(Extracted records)
☆ ☆ ☆

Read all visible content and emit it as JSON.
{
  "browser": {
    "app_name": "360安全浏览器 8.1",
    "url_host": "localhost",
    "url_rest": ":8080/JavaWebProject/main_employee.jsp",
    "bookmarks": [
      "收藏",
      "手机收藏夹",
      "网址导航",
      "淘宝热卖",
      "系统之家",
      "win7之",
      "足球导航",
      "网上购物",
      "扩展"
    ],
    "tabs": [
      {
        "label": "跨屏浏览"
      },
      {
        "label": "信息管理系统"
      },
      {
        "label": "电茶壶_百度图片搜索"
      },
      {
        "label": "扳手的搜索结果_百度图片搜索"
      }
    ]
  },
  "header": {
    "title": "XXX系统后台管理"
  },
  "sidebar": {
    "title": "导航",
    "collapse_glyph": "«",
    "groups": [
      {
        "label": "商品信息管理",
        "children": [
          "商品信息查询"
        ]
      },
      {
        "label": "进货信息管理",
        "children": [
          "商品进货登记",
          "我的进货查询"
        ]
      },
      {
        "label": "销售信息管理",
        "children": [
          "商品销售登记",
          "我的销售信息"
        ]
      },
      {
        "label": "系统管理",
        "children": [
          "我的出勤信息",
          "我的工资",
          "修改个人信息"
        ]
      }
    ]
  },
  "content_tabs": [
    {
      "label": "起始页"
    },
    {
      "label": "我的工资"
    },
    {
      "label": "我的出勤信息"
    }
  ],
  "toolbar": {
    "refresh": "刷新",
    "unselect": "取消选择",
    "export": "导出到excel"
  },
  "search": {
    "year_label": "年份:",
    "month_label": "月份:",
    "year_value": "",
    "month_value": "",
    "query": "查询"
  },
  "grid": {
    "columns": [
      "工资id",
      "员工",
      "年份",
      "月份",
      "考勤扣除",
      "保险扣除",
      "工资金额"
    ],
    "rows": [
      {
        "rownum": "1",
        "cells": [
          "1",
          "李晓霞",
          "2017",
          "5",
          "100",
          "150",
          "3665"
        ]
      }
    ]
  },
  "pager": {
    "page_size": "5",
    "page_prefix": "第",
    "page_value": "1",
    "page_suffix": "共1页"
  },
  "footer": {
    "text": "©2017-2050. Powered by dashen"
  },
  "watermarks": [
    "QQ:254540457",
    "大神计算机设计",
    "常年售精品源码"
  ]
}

☆ ☆ ☆

Task details: Print the whole listing exactly as it is.

Final answer:
Read all visible content and emit it as JSON.
{
  "browser": {
    "app_name": "360安全浏览器 8.1",
    "url_host": "localhost",
    "url_rest": ":8080/JavaWebProject/main_employee.jsp",
    "bookmarks": [
      "收藏",
      "手机收藏夹",
      "网址导航",
      "淘宝热卖",
      "系统之家",
      "win7之",
      "足球导航",
      "网上购物",
      "扩展"
    ],
    "tabs": [
      {
        "label": "跨屏浏览"
      },
      {
        "label": "信息管理系统"
      },
      {
        "label": "电茶壶_百度图片搜索"
      },
      {
        "label": "扳手的搜索结果_百度图片搜索"
      }
    ]
  },
  "header": {
    "title": "XXX系统后台管理"
  },
  "sidebar": {
    "title": "导航",
    "collapse_glyph": "«",
    "groups": [
      {
        "label": "商品信息管理",
        "children": [
          "商品信息查询"
        ]
      },
      {
        "label": "进货信息管理",
        "children": [
          "商品进货登记",
          "我的进货查询"
        ]
      },
      {
        "label": "销售信息管理",
        "children": [
          "商品销售登记",
          "我的销售信息"
        ]
      },
      {
        "label": "系统管理",
        "children": [
          "我的出勤信息",
          "我的工资",
          "修改个人信息"
        ]
      }
    ]
  },
  "content_tabs": [
    {
      "label": "起始页"
    },
    {
      "label": "我的工资"
    },
    {
      "label": "我的出勤信息"
    }
  ],
  "toolbar": {
    "refresh": "刷新",
    "unselect": "取消选择",
    "export": "导出到excel"
  },
  "search": {
    "year_label": "年份:",
    "month_label": "月份:",
    "year_value": "",
    "month_value": "",
    "query": "查询"
  },
  "grid": {
    "columns": [
      "工资id",
      "员工",
      "年份",
      "月份",
      "考勤扣除",
      "保险扣除",
      "工资金额"
    ],
    "rows": [
      {
        "rownum": "1",
        "cells": [
          "1",
          "李晓霞",
          "2017",
          "5",
          "100",
          "150",
          "3665"
        ]
      }
    ]
  },
  "pager": {
    "page_size": "5",
    "page_prefix": "第",
    "page_value": "1",
    "page_suffix": "共1页"
  },
  "footer": {
    "text": "©2017-2050. Powered by dashen"
  },
  "watermarks": [
    "QQ:254540457",
    "大神计算机设计",
    "常年售精品源码"
  ]
}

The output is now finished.